Given exercise: Every line must be returned precisely as it is written.

Extracted entries:
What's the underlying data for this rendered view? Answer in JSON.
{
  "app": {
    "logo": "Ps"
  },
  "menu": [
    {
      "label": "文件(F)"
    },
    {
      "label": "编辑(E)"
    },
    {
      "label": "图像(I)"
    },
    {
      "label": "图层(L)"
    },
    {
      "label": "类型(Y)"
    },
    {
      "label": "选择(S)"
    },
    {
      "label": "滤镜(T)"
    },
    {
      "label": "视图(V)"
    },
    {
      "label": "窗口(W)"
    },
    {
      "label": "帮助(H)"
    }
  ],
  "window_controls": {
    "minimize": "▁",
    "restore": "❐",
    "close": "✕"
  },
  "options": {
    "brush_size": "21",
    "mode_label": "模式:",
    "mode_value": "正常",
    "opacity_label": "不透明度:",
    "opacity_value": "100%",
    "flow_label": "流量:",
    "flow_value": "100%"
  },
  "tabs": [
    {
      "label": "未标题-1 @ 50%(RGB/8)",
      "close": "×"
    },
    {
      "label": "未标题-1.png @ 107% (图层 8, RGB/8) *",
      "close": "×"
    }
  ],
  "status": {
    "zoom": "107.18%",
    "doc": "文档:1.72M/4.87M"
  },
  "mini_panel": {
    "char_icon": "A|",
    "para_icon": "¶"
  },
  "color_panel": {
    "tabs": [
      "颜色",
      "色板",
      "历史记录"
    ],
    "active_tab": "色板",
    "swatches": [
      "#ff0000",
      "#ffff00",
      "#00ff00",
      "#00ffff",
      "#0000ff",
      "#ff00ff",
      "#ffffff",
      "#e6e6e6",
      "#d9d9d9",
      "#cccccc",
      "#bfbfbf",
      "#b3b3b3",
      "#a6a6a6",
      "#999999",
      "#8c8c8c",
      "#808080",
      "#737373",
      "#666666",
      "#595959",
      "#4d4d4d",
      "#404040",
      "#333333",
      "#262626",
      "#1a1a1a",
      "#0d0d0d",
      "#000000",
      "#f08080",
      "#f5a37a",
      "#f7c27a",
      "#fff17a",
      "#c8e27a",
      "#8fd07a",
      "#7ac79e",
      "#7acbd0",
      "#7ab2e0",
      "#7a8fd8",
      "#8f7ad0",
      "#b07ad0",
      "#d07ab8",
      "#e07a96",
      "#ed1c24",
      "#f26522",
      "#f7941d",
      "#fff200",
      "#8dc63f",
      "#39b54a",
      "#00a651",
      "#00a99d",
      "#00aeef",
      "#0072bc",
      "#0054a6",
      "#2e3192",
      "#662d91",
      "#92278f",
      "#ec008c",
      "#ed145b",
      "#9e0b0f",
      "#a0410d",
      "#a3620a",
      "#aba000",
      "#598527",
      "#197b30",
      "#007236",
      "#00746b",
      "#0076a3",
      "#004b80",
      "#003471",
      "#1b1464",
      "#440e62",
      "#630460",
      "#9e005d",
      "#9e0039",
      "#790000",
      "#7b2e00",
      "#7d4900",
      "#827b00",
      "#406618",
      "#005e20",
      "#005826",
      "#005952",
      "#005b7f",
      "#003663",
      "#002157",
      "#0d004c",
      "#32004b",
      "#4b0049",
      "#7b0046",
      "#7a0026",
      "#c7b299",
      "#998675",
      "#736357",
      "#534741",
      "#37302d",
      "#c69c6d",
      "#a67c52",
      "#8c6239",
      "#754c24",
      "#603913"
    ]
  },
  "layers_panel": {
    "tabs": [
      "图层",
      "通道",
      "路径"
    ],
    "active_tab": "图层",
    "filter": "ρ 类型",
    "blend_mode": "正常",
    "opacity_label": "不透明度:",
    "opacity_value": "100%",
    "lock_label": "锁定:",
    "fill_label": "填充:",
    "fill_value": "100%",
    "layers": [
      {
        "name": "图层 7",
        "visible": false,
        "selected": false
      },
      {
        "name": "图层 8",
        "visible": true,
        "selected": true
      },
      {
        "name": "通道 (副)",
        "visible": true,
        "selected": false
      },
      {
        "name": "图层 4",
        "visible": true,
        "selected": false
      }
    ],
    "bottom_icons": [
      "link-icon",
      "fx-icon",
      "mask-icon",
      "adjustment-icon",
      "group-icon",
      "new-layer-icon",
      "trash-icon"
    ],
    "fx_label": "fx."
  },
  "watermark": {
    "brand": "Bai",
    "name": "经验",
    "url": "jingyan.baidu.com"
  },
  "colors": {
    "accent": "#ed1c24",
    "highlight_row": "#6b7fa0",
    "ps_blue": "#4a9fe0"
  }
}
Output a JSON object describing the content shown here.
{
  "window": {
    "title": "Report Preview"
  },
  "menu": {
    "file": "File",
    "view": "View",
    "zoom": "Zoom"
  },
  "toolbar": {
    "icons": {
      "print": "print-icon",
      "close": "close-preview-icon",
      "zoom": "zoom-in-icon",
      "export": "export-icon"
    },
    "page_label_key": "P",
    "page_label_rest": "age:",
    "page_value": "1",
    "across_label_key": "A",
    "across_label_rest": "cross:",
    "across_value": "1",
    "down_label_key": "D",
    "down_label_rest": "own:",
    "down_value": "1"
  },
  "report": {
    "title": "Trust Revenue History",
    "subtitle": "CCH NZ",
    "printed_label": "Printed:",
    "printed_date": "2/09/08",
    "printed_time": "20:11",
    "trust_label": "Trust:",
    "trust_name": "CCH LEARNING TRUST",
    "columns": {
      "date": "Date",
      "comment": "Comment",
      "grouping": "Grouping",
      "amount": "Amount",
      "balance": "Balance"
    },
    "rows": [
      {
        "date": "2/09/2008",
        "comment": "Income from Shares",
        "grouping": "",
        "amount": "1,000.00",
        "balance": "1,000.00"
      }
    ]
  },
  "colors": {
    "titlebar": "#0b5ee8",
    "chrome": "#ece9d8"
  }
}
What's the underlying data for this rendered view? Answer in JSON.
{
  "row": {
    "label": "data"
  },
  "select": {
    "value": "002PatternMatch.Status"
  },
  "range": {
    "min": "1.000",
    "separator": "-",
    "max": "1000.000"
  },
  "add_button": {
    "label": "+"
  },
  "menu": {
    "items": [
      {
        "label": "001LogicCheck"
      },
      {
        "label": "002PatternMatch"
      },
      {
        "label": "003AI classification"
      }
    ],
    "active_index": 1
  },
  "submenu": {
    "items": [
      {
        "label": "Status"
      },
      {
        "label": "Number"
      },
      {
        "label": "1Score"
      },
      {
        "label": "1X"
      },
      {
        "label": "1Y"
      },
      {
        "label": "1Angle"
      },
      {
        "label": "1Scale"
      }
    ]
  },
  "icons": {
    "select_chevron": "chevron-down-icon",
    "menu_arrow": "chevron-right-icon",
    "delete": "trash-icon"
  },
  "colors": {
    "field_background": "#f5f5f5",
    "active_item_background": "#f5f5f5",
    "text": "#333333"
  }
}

Completed task:
What's the underlying data for this rendered view? Answer in JSON.
{
  "app": {
    "logo": "Ps"
  },
  "menu": [
    {
      "label": "文件(F)"
    },
    {
      "label": "编辑(E)"
    },
    {
      "label": "图像(I)"
    },
    {
      "label": "图层(L)"
    },
    {
      "label": "类型(Y)"
    },
    {
      "label": "选择(S)"
    },
    {
      "label": "滤镜(T)"
    },
    {
      "label": "视图(V)"
    },
    {
      "label": "窗口(W)"
    },
    {
      "label": "帮助(H)"
    }
  ],
  "window_controls": {
    "minimize": "▁",
    "restore": "❐",
    "close": "✕"
  },
  "options": {
    "brush_size": "21",
    "mode_label": "模式:",
    "mode_value": "正常",
    "opacity_label": "不透明度:",
    "opacity_value": "100%",
    "flow_label": "流量:",
    "flow_value": "100%"
  },
  "tabs": [
    {
      "label": "未标题-1 @ 50%(RGB/8)",
      "close": "×"
    },
    {
      "label": "未标题-1.png @ 107% (图层 8, RGB/8) *",
      "close": "×"
    }
  ],
  "status": {
    "zoom": "107.18%",
    "doc": "文档:1.72M/4.87M"
  },
  "mini_panel": {
    "char_icon": "A|",
    "para_icon": "¶"
  },
  "color_panel": {
    "tabs": [
      "颜色",
      "色板",
      "历史记录"
    ],
    "active_tab": "色板",
    "swatches": [
      "#ff0000",
      "#ffff00",
      "#00ff00",
      "#00ffff",
      "#0000ff",
      "#ff00ff",
      "#ffffff",
      "#e6e6e6",
      "#d9d9d9",
      "#cccccc",
      "#bfbfbf",
      "#b3b3b3",
      "#a6a6a6",
      "#999999",
      "#8c8c8c",
      "#808080",
      "#737373",
      "#666666",
      "#595959",
      "#4d4d4d",
      "#404040",
      "#333333",
      "#262626",
      "#1a1a1a",
      "#0d0d0d",
      "#000000",
      "#f08080",
      "#f5a37a",
      "#f7c27a",
      "#fff17a",
      "#c8e27a",
      "#8fd07a",
      "#7ac79e",
      "#7acbd0",
      "#7ab2e0",
      "#7a8fd8",
      "#8f7ad0",
      "#b07ad0",
      "#d07ab8",
      "#e07a96",
      "#ed1c24",
      "#f26522",
      "#f7941d",
      "#fff200",
      "#8dc63f",
      "#39b54a",
      "#00a651",
      "#00a99d",
      "#00aeef",
      "#0072bc",
      "#0054a6",
      "#2e3192",
      "#662d91",
      "#92278f",
      "#ec008c",
      "#ed145b",
      "#9e0b0f",
      "#a0410d",
      "#a3620a",
      "#aba000",
      "#598527",
      "#197b30",
      "#007236",
      "#00746b",
      "#0076a3",
      "#004b80",
      "#003471",
      "#1b1464",
      "#440e62",
      "#630460",
      "#9e005d",
      "#9e0039",
      "#790000",
      "#7b2e00",
      "#7d4900",
      "#827b00",
      "#406618",
      "#005e20",
      "#005826",
      "#005952",
      "#005b7f",
      "#003663",
      "#002157",
      "#0d004c",
      "#32004b",
      "#4b0049",
      "#7b0046",
      "#7a0026",
      "#c7b299",
      "#998675",
      "#736357",
      "#534741",
      "#37302d",
      "#c69c6d",
      "#a67c52",
      "#8c6239",
      "#754c24",
      "#603913"
    ]
  },
  "layers_panel": {
    "tabs": [
      "图层",
      "通道",
      "路径"
    ],
    "active_tab": "图层",
    "filter": "ρ 类型",
    "blend_mode": "正常",
    "opacity_label": "不透明度:",
    "opacity_value": "100%",
    "lock_label": "锁定:",
    "fill_label": "填充:",
    "fill_value": "100%",
    "layers": [
      {
        "name": "图层 7",
        "visible": false,
        "selected": false
      },
      {
        "name": "图层 8",
        "visible": true,
        "selected": true
      },
      {
        "name": "通道 (副)",
        "visible": true,
        "selected": false
      },
      {
        "name": "图层 4",
        "visible": true,
        "selected": false
      }
    ],
    "bottom_icons": [
      "link-icon",
      "fx-icon",
      "mask-icon",
      "adjustment-icon",
      "group-icon",
      "new-layer-icon",
      "trash-icon"
    ],
    "fx_label": "fx."
  },
  "watermark": {
    "brand": "Bai",
    "name": "经验",
    "url": "jingyan.baidu.com"
  },
  "colors": {
    "accent": "#ed1c24",
    "highlight_row": "#6b7fa0",
    "ps_blue": "#4a9fe0"
  }
}
Output a JSON object describing the content shown here.
{
  "window": {
    "title": "Report Preview"
  },
  "menu": {
    "file": "File",
    "view": "View",
    "zoom": "Zoom"
  },
  "toolbar": {
    "icons": {
      "print": "print-icon",
      "close": "close-preview-icon",
      "zoom": "zoom-in-icon",
      "export": "export-icon"
    },
    "page_label_key": "P",
    "page_label_rest": "age:",
    "page_value": "1",
    "across_label_key": "A",
    "across_label_rest": "cross:",
    "across_value": "1",
    "down_label_key": "D",
    "down_label_rest": "own:",
    "down_value": "1"
  },
  "report": {
    "title": "Trust Revenue History",
    "subtitle": "CCH NZ",
    "printed_label": "Printed:",
    "printed_date": "2/09/08",
    "printed_time": "20:11",
    "trust_label": "Trust:",
    "trust_name": "CCH LEARNING TRUST",
    "columns": {
      "date": "Date",
      "comment": "Comment",
      "grouping": "Grouping",
      "amount": "Amount",
      "balance": "Balance"
    },
    "rows": [
      {
        "date": "2/09/2008",
        "comment": "Income from Shares",
        "grouping": "",
        "amount": "1,000.00",
        "balance": "1,000.00"
      }
    ]
  },
  "colors": {
    "titlebar": "#0b5ee8",
    "chrome": "#ece9d8"
  }
}
What's the underlying data for this rendered view? Answer in JSON.
{
  "row": {
    "label": "data"
  },
  "select": {
    "value": "002PatternMatch.Status"
  },
  "range": {
    "min": "1.000",
    "separator": "-",
    "max": "1000.000"
  },
  "add_button": {
    "label": "+"
  },
  "menu": {
    "items": [
      {
        "label": "001LogicCheck"
      },
      {
        "label": "002PatternMatch"
      },
      {
        "label": "003AI classification"
      }
    ],
    "active_index": 1
  },
  "submenu": {
    "items": [
      {
        "label": "Status"
      },
      {
        "label": "Number"
      },
      {
        "label": "1Score"
      },
      {
        "label": "1X"
      },
      {
        "label": "1Y"
      },
      {
        "label": "1Angle"
      },
      {
        "label": "1Scale"
      }
    ]
  },
  "icons": {
    "select_chevron": "chevron-down-icon",
    "menu_arrow": "chevron-right-icon",
    "delete": "trash-icon"
  },
  "colors": {
    "field_background": "#f5f5f5",
    "active_item_background": "#f5f5f5",
    "text": "#333333"
  }
}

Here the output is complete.